** SUPPLIED RECORDS follows **

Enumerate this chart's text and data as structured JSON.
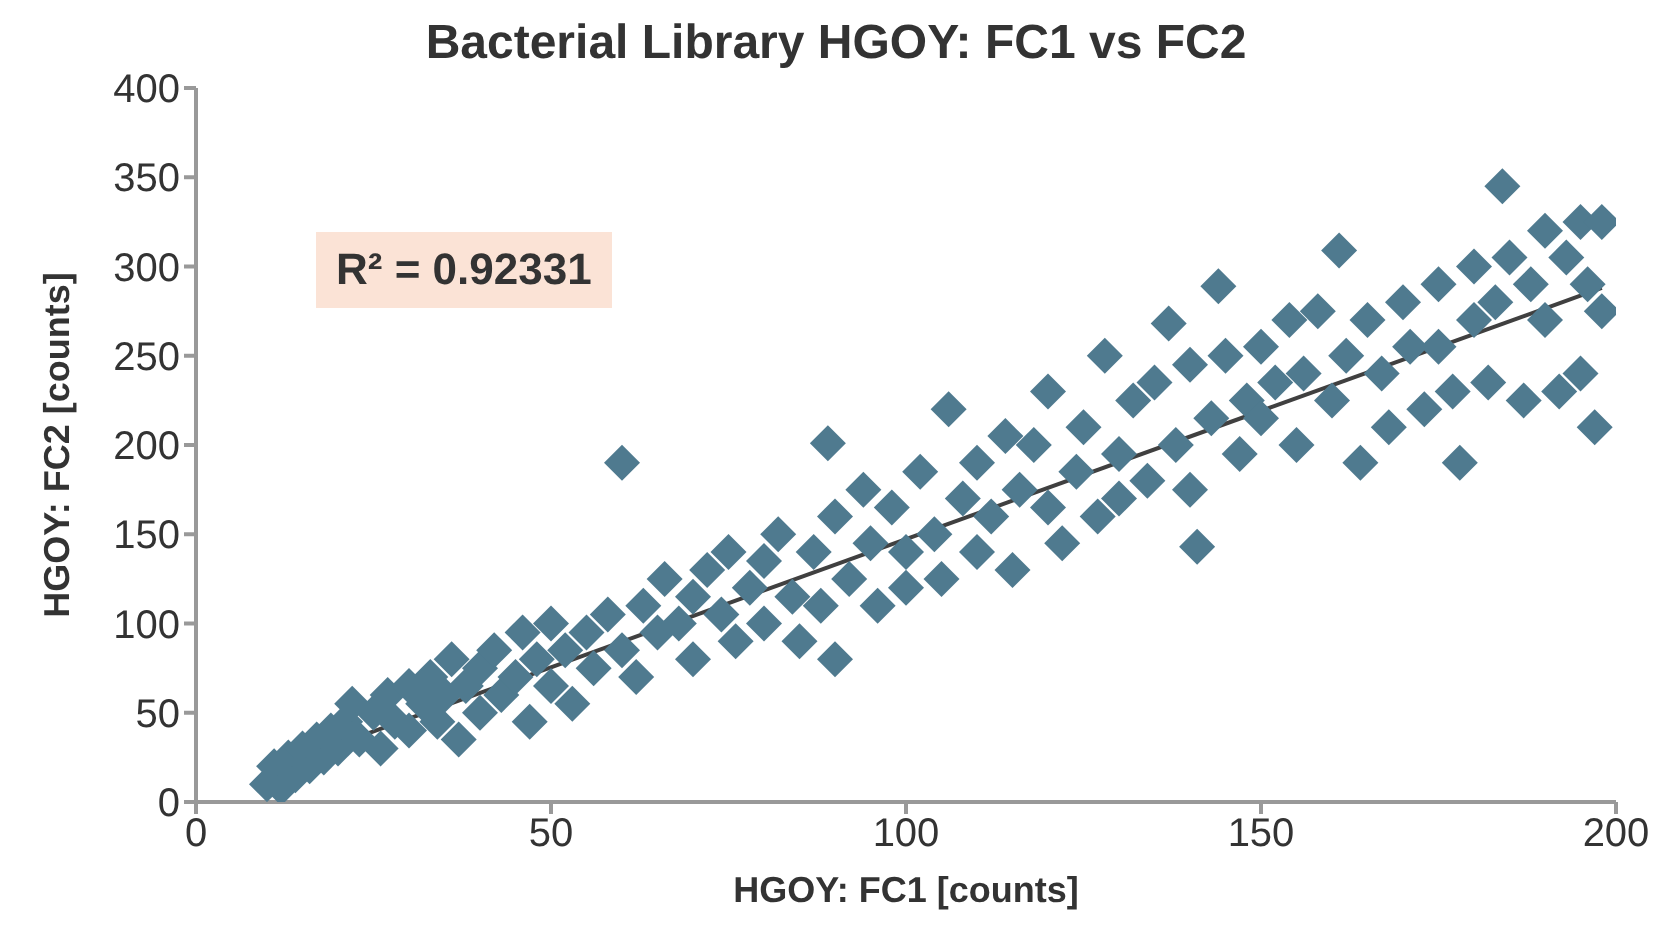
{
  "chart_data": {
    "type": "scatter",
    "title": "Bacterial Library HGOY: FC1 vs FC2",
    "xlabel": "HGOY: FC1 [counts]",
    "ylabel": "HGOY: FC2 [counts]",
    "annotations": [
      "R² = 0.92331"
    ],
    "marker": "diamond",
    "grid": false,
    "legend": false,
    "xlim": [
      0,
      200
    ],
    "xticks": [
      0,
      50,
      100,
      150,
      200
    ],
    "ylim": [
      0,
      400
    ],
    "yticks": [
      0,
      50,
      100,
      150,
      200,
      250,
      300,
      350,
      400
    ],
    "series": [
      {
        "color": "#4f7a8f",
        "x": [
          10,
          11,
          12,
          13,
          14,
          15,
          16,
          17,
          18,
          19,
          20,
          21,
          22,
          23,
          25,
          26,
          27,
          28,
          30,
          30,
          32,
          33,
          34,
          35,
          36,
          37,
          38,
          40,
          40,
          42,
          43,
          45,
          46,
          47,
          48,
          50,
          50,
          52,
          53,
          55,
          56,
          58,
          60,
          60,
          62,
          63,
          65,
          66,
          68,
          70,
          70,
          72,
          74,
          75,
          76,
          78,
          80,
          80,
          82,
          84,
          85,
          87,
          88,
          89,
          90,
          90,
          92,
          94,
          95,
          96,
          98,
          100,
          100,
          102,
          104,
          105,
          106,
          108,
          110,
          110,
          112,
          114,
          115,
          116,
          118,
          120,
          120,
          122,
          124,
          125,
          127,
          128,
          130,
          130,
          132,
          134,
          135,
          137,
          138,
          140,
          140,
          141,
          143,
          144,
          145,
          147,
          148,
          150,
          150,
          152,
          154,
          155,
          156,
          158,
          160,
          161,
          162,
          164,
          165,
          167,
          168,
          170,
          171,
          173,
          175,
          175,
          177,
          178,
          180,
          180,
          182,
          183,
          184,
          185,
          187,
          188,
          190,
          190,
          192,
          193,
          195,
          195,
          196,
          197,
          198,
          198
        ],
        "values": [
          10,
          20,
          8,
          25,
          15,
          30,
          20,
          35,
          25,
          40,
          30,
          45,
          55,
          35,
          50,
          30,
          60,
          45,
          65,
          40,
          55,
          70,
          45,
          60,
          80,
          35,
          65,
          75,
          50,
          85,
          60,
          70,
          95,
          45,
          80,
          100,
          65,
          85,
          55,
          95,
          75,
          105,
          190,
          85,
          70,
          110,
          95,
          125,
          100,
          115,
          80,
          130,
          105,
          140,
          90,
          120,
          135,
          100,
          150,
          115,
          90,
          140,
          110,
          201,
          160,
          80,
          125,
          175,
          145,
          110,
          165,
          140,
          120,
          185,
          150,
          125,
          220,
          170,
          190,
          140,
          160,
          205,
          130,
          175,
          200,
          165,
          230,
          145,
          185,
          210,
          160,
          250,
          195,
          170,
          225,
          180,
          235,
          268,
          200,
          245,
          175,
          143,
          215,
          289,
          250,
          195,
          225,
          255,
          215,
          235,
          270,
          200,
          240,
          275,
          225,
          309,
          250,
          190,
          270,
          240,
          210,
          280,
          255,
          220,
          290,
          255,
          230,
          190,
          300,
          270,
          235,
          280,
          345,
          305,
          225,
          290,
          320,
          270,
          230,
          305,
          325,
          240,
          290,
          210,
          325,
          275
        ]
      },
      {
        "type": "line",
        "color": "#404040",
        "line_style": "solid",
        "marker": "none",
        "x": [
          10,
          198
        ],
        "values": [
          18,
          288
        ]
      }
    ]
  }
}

** End of SUPPLIED RECORDS **
** SUPPLIED RECORDS follows **

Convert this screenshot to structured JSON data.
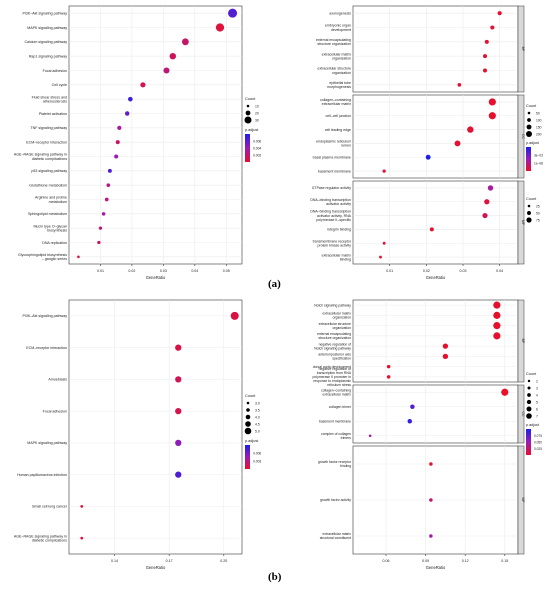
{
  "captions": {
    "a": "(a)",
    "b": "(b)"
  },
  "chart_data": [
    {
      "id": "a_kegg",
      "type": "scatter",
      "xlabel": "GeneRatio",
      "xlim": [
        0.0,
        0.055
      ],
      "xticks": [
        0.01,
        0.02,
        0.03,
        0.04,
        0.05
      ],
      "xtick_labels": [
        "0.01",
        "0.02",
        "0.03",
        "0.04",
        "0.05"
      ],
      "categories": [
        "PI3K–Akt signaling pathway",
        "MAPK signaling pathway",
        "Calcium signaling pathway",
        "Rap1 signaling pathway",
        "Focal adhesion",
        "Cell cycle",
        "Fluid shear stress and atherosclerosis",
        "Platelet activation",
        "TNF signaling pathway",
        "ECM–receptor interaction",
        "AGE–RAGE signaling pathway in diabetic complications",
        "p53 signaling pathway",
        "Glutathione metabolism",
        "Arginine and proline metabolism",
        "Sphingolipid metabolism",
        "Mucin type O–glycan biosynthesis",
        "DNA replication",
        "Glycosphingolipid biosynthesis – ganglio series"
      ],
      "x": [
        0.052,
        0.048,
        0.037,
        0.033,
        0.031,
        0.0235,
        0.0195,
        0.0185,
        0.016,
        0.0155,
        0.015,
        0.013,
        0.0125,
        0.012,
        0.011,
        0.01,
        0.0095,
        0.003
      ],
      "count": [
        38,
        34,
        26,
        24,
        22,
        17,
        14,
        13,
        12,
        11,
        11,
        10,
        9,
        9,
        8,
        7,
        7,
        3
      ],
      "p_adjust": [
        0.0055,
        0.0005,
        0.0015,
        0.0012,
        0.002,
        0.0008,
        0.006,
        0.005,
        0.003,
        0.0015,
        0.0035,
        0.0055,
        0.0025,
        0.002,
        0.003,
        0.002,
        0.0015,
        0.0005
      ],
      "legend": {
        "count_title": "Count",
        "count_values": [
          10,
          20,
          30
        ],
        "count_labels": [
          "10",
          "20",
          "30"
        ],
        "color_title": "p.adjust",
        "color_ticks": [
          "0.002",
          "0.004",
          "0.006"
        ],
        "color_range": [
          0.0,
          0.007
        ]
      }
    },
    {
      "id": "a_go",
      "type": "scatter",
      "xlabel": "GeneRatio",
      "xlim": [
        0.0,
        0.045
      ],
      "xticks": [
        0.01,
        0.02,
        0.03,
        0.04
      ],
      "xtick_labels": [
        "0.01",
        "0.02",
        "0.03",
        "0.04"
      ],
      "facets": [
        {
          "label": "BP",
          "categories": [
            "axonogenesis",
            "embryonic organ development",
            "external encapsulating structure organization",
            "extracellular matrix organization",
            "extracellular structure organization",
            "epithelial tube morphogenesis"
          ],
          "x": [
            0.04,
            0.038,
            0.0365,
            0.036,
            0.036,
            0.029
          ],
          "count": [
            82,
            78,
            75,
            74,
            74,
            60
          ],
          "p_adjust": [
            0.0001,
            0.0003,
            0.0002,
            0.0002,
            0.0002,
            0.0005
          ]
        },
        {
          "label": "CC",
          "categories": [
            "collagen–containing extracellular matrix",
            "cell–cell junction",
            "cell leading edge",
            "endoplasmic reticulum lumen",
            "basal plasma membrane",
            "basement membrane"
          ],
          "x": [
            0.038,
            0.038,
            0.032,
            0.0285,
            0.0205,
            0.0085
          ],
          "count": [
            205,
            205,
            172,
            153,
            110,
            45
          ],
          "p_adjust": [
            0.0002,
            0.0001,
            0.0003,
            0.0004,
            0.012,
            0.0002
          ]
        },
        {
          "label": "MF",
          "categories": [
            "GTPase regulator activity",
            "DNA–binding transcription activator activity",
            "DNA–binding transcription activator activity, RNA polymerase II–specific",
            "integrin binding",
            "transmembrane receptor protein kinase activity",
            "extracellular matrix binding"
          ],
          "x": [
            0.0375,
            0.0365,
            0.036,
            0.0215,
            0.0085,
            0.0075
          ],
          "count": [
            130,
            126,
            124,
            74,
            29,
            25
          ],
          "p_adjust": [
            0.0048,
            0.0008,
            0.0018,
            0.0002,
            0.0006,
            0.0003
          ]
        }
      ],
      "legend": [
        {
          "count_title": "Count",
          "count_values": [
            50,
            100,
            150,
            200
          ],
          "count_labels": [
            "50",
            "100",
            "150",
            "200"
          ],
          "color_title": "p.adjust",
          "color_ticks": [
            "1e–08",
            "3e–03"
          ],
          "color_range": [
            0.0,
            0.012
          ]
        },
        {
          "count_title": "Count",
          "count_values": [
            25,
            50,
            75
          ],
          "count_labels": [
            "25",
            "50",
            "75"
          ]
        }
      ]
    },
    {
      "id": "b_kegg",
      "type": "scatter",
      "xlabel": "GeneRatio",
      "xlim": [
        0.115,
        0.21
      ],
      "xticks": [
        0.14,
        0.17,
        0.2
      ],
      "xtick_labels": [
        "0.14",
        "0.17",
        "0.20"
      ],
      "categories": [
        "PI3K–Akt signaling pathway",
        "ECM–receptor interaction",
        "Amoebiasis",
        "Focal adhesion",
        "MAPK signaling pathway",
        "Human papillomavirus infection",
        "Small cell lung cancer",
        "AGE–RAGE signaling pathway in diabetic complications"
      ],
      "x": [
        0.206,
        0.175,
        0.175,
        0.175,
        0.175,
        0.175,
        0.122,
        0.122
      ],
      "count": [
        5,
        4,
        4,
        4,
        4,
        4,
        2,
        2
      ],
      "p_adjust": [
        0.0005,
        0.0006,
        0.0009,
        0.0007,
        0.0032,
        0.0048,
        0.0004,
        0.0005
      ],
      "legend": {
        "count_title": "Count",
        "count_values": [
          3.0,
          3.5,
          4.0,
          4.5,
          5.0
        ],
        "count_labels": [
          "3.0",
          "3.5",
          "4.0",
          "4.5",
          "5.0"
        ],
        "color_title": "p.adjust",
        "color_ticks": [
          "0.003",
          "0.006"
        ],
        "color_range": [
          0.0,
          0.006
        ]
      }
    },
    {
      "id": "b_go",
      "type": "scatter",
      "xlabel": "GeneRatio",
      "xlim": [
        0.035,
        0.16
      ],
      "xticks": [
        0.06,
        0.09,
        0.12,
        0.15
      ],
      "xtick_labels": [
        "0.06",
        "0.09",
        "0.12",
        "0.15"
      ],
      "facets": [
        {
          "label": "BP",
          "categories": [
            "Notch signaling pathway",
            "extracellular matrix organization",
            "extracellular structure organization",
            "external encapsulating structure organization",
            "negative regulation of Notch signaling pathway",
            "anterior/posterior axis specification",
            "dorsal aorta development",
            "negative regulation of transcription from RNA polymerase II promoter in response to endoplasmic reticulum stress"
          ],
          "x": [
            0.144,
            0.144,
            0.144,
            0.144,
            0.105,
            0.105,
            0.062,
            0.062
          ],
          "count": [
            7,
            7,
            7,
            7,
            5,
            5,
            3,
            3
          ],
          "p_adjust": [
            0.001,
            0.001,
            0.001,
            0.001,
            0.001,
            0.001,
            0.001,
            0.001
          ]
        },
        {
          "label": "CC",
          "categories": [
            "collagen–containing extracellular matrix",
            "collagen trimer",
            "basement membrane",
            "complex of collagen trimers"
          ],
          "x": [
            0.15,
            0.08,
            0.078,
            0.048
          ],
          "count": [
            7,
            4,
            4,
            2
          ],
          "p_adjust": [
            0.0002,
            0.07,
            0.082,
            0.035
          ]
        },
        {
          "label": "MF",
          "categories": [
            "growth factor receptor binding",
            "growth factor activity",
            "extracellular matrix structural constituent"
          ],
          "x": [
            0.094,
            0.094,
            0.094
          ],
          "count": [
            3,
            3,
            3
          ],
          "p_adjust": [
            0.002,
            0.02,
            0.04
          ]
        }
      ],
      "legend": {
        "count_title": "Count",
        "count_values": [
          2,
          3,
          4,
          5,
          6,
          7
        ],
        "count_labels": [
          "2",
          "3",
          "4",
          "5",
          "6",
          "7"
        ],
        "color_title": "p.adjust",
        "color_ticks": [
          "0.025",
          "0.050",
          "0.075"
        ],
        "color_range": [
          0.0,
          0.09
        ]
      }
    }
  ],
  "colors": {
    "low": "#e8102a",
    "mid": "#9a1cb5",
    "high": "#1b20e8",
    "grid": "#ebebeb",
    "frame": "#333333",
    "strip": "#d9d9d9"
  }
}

** End of SUPPLIED RECORDS **

> _AIM OF THE TASK_
For the entries above, give only the number of lines that contain the word "activity".

> _TASK RESPONSE_
5